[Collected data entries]
= = = = = = =
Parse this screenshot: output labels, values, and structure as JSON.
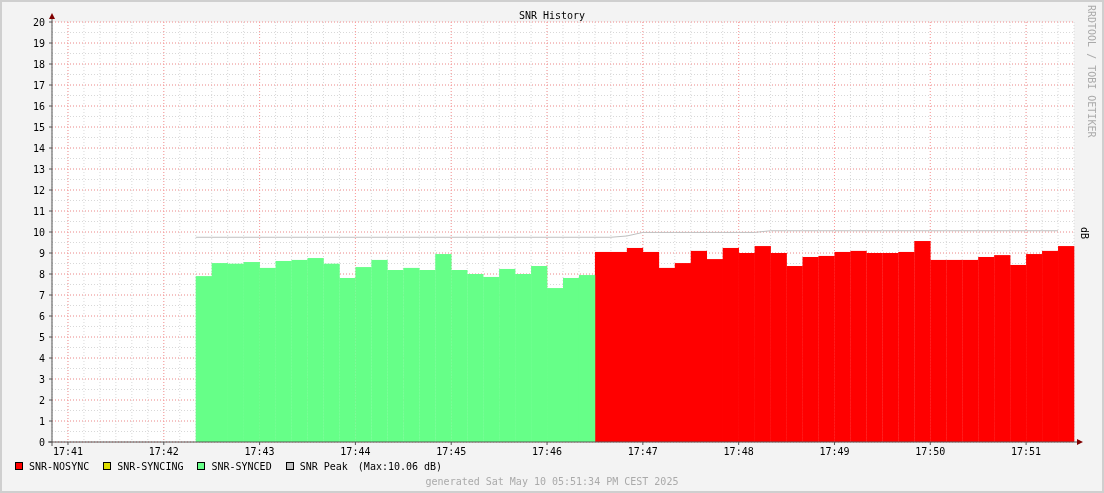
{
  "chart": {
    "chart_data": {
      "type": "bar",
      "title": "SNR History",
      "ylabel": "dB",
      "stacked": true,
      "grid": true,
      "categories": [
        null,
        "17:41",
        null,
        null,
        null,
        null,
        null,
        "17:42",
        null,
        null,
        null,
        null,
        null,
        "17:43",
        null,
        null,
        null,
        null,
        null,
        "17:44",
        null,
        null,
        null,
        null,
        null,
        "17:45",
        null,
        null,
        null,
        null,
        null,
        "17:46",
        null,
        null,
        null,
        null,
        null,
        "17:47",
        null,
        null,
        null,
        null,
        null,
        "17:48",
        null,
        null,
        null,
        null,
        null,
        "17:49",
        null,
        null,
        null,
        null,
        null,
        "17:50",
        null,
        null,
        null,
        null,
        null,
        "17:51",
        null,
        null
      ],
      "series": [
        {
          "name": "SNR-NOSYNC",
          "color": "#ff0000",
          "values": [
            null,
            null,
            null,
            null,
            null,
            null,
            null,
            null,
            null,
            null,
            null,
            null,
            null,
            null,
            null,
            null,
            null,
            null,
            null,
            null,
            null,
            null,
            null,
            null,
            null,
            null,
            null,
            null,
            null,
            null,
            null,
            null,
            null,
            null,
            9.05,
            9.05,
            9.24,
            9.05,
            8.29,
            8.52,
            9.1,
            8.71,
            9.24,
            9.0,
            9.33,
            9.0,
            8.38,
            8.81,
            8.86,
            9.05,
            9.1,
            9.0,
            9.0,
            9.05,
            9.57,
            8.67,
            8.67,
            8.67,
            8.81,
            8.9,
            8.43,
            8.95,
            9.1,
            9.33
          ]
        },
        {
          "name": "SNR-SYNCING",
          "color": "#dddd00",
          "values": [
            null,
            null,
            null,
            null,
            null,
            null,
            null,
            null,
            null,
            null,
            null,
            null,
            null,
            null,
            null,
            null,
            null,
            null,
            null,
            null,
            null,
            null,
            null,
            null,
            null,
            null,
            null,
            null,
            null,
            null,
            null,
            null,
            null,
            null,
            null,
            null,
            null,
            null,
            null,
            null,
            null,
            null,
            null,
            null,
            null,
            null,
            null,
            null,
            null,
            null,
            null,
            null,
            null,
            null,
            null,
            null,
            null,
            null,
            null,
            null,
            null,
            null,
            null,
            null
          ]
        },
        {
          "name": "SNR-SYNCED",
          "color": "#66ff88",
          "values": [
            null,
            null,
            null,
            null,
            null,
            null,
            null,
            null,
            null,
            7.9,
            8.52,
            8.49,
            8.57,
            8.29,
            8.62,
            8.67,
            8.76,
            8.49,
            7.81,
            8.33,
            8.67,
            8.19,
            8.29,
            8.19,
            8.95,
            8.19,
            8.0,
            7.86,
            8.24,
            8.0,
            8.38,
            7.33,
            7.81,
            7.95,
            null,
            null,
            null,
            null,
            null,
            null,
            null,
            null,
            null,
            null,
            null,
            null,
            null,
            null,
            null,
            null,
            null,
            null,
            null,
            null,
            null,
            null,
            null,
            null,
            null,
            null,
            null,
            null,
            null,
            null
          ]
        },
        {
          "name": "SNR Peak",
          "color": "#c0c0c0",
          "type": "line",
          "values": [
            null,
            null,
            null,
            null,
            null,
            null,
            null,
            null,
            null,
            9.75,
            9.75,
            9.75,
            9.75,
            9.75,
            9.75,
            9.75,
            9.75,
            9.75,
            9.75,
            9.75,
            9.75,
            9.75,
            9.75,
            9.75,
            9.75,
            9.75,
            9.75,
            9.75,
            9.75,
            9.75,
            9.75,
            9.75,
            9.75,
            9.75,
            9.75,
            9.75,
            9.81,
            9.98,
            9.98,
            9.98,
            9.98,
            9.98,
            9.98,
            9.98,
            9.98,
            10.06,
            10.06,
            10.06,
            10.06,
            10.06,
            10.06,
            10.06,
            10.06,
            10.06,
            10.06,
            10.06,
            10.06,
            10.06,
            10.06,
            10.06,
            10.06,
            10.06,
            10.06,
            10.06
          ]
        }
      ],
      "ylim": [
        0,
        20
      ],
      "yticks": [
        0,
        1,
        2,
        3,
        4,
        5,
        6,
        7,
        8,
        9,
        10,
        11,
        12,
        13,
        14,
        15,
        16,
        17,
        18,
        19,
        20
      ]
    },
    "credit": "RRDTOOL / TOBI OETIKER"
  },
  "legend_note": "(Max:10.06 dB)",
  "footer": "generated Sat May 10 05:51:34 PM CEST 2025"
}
= = = = = = =
- _THE PROBLEM_: Copy the lines from the entries above in which the word "color" appears.

- _SOLVED EXERCISE_:
          "color": "#ff0000",
          "color": "#dddd00",
          "color": "#66ff88",
          "color": "#c0c0c0",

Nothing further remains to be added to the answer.